**To be done**. Within the material below, find each line bearing the word "page" and present it.

**Extracted data**.
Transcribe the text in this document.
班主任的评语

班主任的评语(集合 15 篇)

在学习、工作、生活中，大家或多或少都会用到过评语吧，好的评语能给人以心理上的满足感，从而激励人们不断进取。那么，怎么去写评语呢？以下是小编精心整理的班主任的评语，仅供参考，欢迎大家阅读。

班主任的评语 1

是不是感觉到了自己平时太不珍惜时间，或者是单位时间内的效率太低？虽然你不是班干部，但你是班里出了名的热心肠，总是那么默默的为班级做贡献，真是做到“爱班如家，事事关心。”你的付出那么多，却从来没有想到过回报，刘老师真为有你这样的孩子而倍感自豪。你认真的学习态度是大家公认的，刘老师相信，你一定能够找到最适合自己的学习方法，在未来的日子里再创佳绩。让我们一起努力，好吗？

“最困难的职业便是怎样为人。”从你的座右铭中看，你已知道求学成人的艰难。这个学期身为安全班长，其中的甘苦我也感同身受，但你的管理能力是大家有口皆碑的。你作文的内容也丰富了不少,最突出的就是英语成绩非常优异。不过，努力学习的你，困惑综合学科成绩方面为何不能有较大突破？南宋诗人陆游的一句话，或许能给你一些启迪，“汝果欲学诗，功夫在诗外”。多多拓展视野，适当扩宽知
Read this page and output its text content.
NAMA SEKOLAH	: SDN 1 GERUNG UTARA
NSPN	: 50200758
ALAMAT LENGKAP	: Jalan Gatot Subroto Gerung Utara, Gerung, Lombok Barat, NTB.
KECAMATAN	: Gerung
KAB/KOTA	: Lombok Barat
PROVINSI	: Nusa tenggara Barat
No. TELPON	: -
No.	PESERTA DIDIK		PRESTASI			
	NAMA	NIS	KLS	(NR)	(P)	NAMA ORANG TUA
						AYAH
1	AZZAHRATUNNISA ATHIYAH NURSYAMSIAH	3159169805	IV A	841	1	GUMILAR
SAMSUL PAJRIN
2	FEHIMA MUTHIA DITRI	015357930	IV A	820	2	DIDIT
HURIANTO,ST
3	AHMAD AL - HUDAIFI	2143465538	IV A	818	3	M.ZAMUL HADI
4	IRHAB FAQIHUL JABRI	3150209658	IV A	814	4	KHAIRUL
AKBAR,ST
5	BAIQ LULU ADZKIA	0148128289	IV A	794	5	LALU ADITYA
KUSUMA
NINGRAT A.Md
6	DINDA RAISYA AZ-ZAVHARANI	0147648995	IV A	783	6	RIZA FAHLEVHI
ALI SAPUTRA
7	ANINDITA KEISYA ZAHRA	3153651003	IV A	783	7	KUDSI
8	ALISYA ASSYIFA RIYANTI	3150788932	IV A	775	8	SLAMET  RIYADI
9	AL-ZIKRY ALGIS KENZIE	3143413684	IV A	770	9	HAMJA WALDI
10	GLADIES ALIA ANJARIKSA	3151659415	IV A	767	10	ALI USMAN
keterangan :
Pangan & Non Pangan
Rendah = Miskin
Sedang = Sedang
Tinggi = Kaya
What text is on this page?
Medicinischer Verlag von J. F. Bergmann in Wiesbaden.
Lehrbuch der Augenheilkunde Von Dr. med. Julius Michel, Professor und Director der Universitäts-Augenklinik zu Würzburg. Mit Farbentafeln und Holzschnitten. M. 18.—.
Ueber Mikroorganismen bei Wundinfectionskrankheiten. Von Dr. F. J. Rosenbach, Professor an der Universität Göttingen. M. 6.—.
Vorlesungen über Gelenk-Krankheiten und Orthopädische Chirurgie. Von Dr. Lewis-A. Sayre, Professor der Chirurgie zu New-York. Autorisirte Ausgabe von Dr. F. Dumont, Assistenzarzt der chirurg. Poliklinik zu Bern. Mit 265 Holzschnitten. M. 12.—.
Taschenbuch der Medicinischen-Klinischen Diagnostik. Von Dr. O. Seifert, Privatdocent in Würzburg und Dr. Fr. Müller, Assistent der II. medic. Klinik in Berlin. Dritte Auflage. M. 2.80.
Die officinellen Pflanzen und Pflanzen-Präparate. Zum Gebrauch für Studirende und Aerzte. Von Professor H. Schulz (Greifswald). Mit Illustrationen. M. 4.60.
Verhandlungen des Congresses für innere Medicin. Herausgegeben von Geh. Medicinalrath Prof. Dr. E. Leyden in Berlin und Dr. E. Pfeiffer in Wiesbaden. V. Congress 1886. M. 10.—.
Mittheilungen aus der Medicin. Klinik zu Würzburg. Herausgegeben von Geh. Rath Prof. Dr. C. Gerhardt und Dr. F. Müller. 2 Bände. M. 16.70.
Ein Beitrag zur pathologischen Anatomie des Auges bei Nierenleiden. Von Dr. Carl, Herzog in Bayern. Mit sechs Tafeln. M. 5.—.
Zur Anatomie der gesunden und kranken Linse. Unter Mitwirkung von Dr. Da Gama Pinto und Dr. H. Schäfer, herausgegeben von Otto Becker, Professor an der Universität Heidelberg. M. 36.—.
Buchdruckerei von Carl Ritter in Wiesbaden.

**Completed exercise**.
Read this page and output its text content.
What text is on this page?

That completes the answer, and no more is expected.